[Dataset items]
◆ ◆ ◆

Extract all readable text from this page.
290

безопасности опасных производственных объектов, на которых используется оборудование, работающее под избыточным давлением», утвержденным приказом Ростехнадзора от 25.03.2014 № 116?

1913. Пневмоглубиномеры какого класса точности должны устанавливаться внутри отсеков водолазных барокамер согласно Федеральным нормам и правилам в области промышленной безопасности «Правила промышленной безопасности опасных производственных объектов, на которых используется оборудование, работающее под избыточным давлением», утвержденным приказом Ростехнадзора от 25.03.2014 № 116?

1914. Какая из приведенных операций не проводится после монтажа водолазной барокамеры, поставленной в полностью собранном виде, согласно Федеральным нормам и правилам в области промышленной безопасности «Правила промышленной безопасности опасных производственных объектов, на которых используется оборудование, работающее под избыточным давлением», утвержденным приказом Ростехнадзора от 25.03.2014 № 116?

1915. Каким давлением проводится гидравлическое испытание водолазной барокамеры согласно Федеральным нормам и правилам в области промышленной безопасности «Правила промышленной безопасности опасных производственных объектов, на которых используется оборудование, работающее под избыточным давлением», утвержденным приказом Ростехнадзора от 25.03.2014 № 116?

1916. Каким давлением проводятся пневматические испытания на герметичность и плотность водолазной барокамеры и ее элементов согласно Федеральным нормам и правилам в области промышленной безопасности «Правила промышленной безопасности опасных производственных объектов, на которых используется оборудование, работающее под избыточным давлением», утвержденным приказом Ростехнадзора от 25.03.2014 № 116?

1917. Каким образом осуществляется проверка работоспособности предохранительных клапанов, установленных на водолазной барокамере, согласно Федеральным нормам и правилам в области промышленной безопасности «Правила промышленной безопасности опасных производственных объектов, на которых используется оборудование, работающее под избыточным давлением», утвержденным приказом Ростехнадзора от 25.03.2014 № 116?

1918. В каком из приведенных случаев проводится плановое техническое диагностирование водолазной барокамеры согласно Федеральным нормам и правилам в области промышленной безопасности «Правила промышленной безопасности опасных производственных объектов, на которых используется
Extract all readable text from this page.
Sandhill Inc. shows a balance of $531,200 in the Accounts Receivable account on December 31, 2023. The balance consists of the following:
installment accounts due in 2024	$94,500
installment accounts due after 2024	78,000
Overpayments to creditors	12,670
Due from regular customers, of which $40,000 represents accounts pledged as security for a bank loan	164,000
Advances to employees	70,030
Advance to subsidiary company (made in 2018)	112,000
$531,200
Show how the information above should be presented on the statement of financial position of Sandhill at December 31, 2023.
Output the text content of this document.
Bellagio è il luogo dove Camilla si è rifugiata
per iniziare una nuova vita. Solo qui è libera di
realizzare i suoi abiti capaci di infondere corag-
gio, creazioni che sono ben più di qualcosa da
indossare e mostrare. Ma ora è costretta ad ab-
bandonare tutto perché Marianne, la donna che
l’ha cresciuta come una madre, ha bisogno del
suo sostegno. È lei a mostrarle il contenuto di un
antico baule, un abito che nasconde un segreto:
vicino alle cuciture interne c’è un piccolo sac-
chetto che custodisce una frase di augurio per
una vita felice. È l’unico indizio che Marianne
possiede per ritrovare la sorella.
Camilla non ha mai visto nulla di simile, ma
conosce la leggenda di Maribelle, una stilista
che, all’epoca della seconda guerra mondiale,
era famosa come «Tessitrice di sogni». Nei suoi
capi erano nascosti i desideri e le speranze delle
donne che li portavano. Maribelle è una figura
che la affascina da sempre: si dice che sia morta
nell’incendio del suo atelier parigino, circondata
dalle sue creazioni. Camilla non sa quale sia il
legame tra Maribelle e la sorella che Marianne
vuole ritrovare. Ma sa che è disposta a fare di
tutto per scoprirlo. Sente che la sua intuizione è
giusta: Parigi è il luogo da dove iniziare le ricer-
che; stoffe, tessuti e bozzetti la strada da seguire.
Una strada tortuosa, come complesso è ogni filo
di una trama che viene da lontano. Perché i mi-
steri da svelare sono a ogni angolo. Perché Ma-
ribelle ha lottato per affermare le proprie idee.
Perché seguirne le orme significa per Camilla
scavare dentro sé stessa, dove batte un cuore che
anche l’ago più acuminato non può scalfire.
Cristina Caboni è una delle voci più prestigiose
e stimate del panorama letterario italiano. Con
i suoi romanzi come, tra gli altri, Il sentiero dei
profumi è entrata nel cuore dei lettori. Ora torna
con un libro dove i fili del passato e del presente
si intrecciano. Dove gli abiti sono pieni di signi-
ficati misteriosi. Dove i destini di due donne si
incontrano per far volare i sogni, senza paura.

◆ ◆ ◆

Task details:
Looking at the material above, count the lines that hold "installment" and give the total alone.

Reply to the task:
2